Emit the entire listing verbatim.

== == ==

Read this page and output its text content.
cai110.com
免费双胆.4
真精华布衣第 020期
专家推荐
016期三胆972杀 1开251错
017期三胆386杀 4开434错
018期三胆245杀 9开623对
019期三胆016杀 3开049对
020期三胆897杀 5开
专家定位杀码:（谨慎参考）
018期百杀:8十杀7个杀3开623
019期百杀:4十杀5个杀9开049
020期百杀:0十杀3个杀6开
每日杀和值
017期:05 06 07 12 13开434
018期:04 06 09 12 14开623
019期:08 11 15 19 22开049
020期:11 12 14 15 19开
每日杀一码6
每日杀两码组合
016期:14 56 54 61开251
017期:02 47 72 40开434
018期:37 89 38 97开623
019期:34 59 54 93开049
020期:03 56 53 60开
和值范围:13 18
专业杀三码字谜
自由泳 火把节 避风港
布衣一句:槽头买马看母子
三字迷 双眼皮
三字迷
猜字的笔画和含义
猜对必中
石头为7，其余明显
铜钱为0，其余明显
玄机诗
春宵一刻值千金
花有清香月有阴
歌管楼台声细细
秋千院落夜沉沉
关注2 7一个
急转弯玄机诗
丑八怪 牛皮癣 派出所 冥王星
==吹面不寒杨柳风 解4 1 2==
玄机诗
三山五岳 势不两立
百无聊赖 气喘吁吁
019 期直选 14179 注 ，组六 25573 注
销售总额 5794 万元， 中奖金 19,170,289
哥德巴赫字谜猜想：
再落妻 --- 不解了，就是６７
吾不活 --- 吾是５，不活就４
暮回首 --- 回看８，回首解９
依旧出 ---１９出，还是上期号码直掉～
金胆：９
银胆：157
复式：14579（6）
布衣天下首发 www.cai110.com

== == ==

- [Complete response]
Read this page and output its text content.
cai110.com
免费双胆.4
真精华布衣第 020期
专家推荐
016期三胆972杀 1开251错
017期三胆386杀 4开434错
018期三胆245杀 9开623对
019期三胆016杀 3开049对
020期三胆897杀 5开
专家定位杀码:（谨慎参考）
018期百杀:8十杀7个杀3开623
019期百杀:4十杀5个杀9开049
020期百杀:0十杀3个杀6开
每日杀和值
017期:05 06 07 12 13开434
018期:04 06 09 12 14开623
019期:08 11 15 19 22开049
020期:11 12 14 15 19开
每日杀一码6
每日杀两码组合
016期:14 56 54 61开251
017期:02 47 72 40开434
018期:37 89 38 97开623
019期:34 59 54 93开049
020期:03 56 53 60开
和值范围:13 18
专业杀三码字谜
自由泳 火把节 避风港
布衣一句:槽头买马看母子
三字迷 双眼皮
三字迷
猜字的笔画和含义
猜对必中
石头为7，其余明显
铜钱为0，其余明显
玄机诗
春宵一刻值千金
花有清香月有阴
歌管楼台声细细
秋千院落夜沉沉
关注2 7一个
急转弯玄机诗
丑八怪 牛皮癣 派出所 冥王星
==吹面不寒杨柳风 解4 1 2==
玄机诗
三山五岳 势不两立
百无聊赖 气喘吁吁
019 期直选 14179 注 ，组六 25573 注
销售总额 5794 万元， 中奖金 19,170,289
哥德巴赫字谜猜想：
再落妻 --- 不解了，就是６７
吾不活 --- 吾是５，不活就４
暮回首 --- 回看８，回首解９
依旧出 ---１９出，还是上期号码直掉～
金胆：９
银胆：157
复式：14579（6）
布衣天下首发 www.cai110.com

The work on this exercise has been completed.